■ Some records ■

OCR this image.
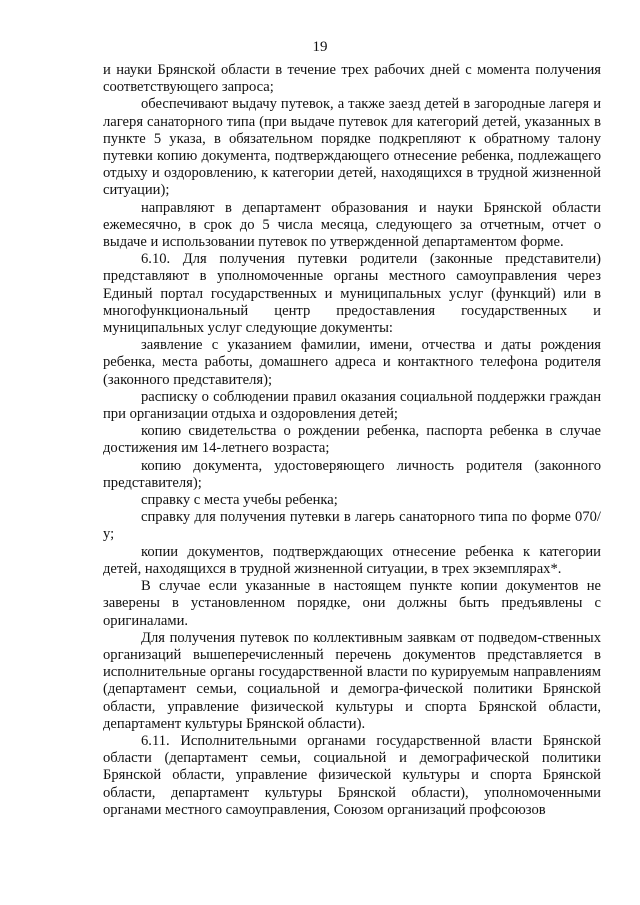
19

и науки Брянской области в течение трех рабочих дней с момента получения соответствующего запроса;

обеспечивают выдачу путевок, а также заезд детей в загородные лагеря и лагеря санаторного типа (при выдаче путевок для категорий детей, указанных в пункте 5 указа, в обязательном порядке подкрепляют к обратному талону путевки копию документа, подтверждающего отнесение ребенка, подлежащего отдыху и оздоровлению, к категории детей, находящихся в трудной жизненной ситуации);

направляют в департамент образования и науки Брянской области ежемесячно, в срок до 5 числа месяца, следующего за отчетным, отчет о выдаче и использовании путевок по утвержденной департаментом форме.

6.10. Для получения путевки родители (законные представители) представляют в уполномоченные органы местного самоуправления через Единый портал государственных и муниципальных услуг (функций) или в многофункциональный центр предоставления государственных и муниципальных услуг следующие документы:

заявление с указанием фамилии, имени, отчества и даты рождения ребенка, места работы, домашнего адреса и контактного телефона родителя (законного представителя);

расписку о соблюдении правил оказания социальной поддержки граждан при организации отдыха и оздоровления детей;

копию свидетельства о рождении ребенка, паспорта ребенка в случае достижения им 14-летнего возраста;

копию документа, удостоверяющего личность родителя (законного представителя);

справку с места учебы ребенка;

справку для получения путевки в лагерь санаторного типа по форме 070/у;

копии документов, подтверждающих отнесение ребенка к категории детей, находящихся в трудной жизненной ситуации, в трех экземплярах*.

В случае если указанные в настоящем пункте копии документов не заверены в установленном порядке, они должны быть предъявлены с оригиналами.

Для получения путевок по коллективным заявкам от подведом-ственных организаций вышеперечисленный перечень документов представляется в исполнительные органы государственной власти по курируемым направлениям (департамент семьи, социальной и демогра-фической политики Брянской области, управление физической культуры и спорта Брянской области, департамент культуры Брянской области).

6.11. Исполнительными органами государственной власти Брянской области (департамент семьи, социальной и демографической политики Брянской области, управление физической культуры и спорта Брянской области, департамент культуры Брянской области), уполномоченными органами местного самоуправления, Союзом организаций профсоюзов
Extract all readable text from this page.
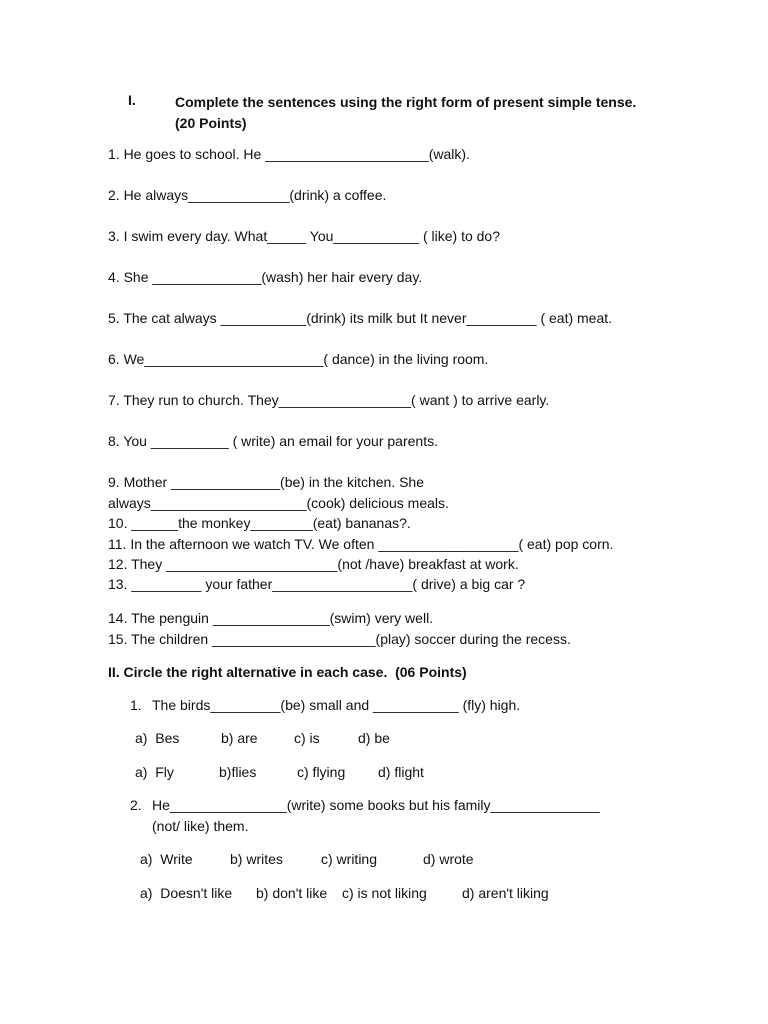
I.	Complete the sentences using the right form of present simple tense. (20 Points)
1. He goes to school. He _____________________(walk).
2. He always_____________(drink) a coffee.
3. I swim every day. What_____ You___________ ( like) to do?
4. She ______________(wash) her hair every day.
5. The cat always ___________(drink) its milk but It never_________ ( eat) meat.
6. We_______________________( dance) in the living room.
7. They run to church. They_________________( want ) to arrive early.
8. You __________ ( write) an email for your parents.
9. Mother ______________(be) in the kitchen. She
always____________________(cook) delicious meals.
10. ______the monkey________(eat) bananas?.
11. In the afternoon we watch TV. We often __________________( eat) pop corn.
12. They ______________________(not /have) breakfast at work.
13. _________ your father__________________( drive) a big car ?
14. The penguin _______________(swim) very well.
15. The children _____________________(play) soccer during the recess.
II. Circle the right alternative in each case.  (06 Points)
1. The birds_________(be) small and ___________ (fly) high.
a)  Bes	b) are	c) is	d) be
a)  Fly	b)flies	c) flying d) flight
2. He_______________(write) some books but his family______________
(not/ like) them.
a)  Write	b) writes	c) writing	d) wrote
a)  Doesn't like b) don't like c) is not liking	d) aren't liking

...

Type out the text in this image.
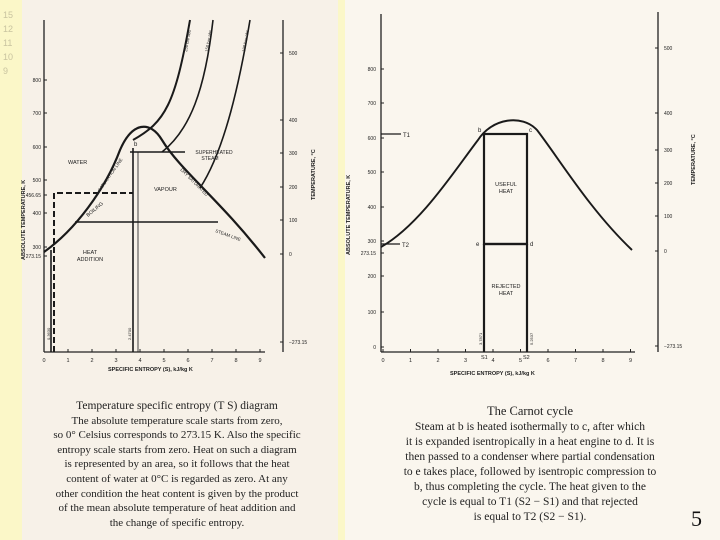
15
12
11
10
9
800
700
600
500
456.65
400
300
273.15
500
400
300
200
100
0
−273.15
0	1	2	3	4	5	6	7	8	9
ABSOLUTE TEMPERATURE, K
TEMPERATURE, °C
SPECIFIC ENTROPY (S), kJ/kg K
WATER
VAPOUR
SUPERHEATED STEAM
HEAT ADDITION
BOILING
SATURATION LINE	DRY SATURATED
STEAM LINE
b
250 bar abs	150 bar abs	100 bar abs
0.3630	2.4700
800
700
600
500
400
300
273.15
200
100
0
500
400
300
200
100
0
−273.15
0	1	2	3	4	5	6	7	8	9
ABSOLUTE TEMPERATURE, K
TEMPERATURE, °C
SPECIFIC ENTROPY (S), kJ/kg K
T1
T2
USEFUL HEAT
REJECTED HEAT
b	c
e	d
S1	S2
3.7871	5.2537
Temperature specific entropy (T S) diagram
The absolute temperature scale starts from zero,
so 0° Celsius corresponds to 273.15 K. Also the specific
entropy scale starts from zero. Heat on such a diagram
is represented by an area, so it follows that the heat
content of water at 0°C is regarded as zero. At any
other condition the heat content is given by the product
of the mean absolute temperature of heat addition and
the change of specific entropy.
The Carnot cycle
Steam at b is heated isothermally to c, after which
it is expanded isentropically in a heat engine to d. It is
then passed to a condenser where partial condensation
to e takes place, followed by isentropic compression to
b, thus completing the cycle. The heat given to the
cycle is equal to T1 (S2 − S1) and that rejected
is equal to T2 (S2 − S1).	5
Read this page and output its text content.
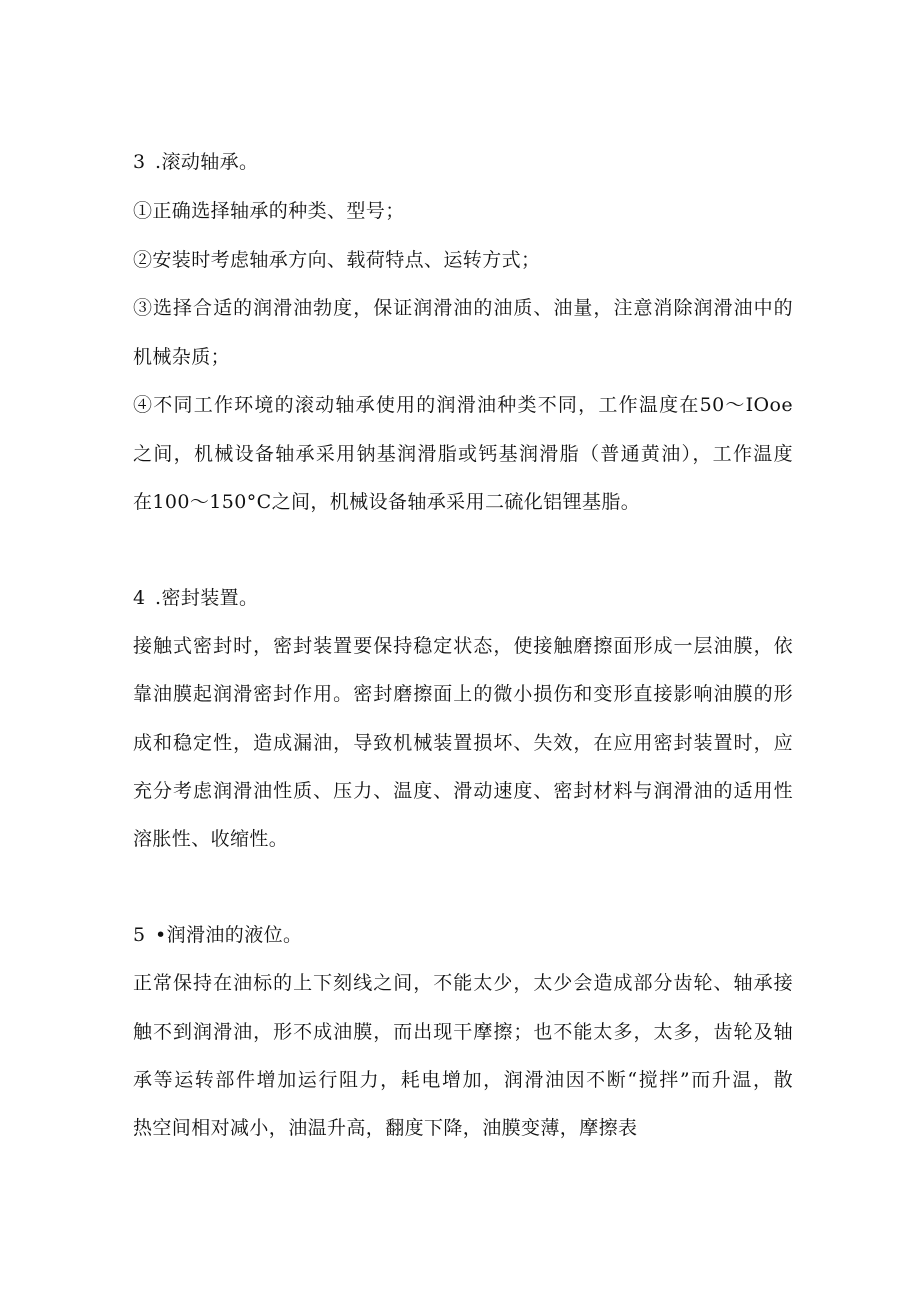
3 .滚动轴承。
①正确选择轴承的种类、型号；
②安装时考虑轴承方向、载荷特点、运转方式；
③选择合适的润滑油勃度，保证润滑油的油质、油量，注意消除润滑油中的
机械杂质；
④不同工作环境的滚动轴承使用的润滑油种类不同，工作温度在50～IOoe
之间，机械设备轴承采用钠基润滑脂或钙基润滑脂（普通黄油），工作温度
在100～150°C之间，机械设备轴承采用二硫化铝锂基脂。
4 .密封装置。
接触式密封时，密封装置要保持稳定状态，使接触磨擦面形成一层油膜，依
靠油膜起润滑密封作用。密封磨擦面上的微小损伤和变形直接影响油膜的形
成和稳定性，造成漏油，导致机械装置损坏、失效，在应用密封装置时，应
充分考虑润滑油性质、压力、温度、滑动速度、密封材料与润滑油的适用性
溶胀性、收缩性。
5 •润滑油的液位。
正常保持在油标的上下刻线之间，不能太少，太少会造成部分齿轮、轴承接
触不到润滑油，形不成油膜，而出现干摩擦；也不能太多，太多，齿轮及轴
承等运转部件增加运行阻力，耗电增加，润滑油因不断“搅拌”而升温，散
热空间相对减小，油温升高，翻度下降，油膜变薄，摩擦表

■ What this task involves ■
From the entries above, copy out every line where the string "drink" appears.

■ Worked answer ■
2. He always_____________(drink) a coffee.
5. The cat always ___________(drink) its milk but It never_________ ( eat) meat.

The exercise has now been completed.